# What the exercise asks:
The answer must be every entry below, word for word, with the pictures left out.

# Given records:

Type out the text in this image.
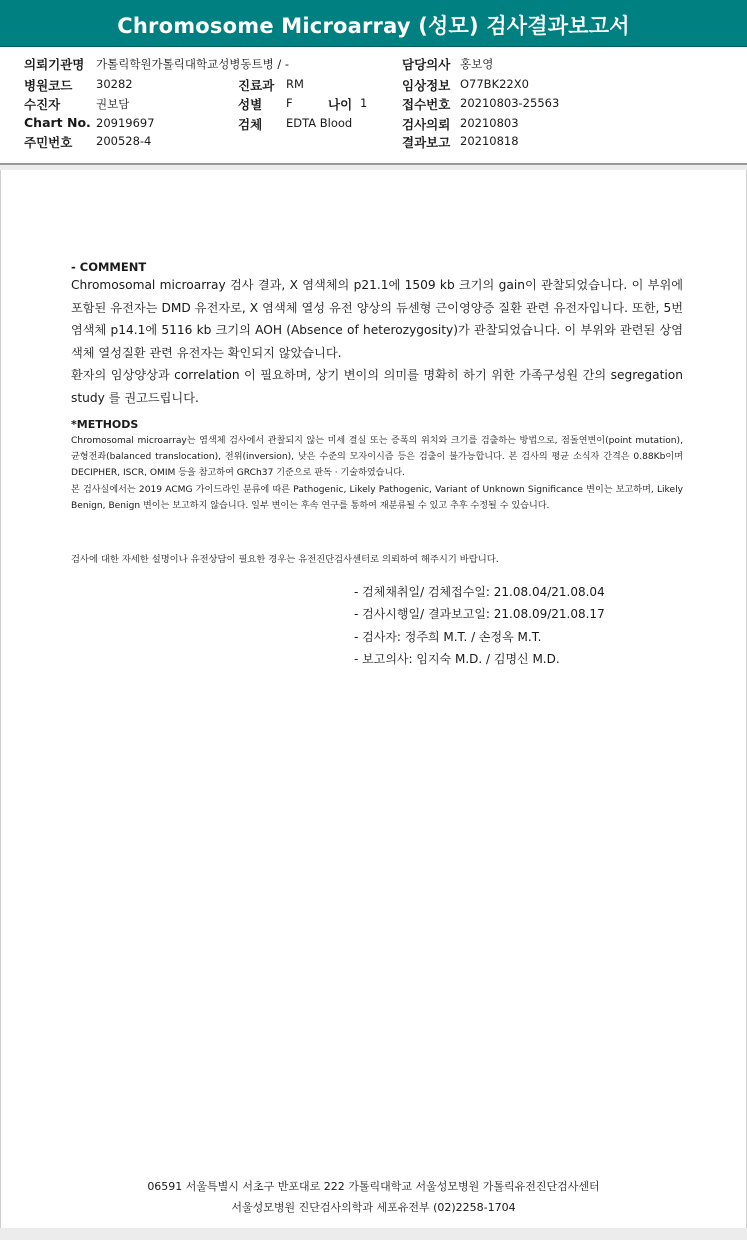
Chromosome Microarray (성모) 검사결과보고서
의뢰기관명 가톨릭학원가톨릭대학교성병동트병 / -
병원코드 30282
수진자	권보담
Chart No. 20919697
주민번호 200528-4
진료과 RM
성별 F	나이 1
검체 EDTA Blood
담당의사 홍보영
임상정보 O77BK22X0
접수번호 20210803-25563
검사의뢰 20210803
결과보고 20210818
- COMMENT

Chromosomal microarray 검사 결과, X 염색체의 p21.1에 1509 kb 크기의 gain이 관찰되었습니다. 이 부위에 포함된 유전자는 DMD 유전자로, X 염색체 열성 유전 양상의 듀센형 근이영양증 질환 관련 유전자입니다. 또한, 5번 염색체 p14.1에 5116 kb 크기의 AOH (Absence of heterozygosity)가 관찰되었습니다. 이 부위와 관련된 상염색체 열성질환 관련 유전자는 확인되지 않았습니다.

환자의 임상양상과 correlation 이 필요하며, 상기 변이의 의미를 명확히 하기 위한 가족구성원 간의 segregation study 를 권고드립니다.

*METHODS

Chromosomal microarray는 염색체 검사에서 관찰되지 않는 미세 결실 또는 증폭의 위치와 크기를 검출하는 방법으로, 점돌연변이(point mutation), 균형전좌(balanced translocation), 전위(inversion), 낮은 수준의 모자이시즘 등은 검출이 불가능합니다. 본 검사의 평균 소식자 간격은 0.88Kb이며 DECIPHER, ISCR, OMIM 등을 참고하여 GRCh37 기준으로 판독 · 기술하였습니다.

본 검사실에서는 2019 ACMG 가이드라인 분류에 따른 Pathogenic, Likely Pathogenic, Variant of Unknown Significance 변이는 보고하며, Likely Benign, Benign 변이는 보고하지 않습니다. 일부 변이는 후속 연구를 통하여 재분류될 수 있고 추후 수정될 수 있습니다.

검사에 대한 자세한 설명이나 유전상담이 필요한 경우는 유전진단검사센터로 의뢰하여 해주시기 바랍니다.
- 검체채취일/ 검체접수일: 21.08.04/21.08.04
- 검사시행일/ 결과보고일: 21.08.09/21.08.17
- 검사자: 정주희 M.T. / 손정옥 M.T.
- 보고의사: 임지숙 M.D. / 김명신 M.D.
06591 서울특별시 서초구 반포대로 222 가톨릭대학교 서울성모병원 가톨릭유전진단검사센터
서울성모병원 진단검사의학과 세포유전부 (02)2258-1704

# Output below:
Type out the text in this image.
Chromosome Microarray (성모) 검사결과보고서
의뢰기관명 가톨릭학원가톨릭대학교성병동트병 / -
병원코드 30282
수진자	권보담
Chart No. 20919697
주민번호 200528-4
진료과 RM
성별 F	나이 1
검체 EDTA Blood
담당의사 홍보영
임상정보 O77BK22X0
접수번호 20210803-25563
검사의뢰 20210803
결과보고 20210818
- COMMENT

Chromosomal microarray 검사 결과, X 염색체의 p21.1에 1509 kb 크기의 gain이 관찰되었습니다. 이 부위에 포함된 유전자는 DMD 유전자로, X 염색체 열성 유전 양상의 듀센형 근이영양증 질환 관련 유전자입니다. 또한, 5번 염색체 p14.1에 5116 kb 크기의 AOH (Absence of heterozygosity)가 관찰되었습니다. 이 부위와 관련된 상염색체 열성질환 관련 유전자는 확인되지 않았습니다.

환자의 임상양상과 correlation 이 필요하며, 상기 변이의 의미를 명확히 하기 위한 가족구성원 간의 segregation study 를 권고드립니다.

*METHODS

Chromosomal microarray는 염색체 검사에서 관찰되지 않는 미세 결실 또는 증폭의 위치와 크기를 검출하는 방법으로, 점돌연변이(point mutation), 균형전좌(balanced translocation), 전위(inversion), 낮은 수준의 모자이시즘 등은 검출이 불가능합니다. 본 검사의 평균 소식자 간격은 0.88Kb이며 DECIPHER, ISCR, OMIM 등을 참고하여 GRCh37 기준으로 판독 · 기술하였습니다.

본 검사실에서는 2019 ACMG 가이드라인 분류에 따른 Pathogenic, Likely Pathogenic, Variant of Unknown Significance 변이는 보고하며, Likely Benign, Benign 변이는 보고하지 않습니다. 일부 변이는 후속 연구를 통하여 재분류될 수 있고 추후 수정될 수 있습니다.

검사에 대한 자세한 설명이나 유전상담이 필요한 경우는 유전진단검사센터로 의뢰하여 해주시기 바랍니다.
- 검체채취일/ 검체접수일: 21.08.04/21.08.04
- 검사시행일/ 결과보고일: 21.08.09/21.08.17
- 검사자: 정주희 M.T. / 손정옥 M.T.
- 보고의사: 임지숙 M.D. / 김명신 M.D.
06591 서울특별시 서초구 반포대로 222 가톨릭대학교 서울성모병원 가톨릭유전진단검사센터
서울성모병원 진단검사의학과 세포유전부 (02)2258-1704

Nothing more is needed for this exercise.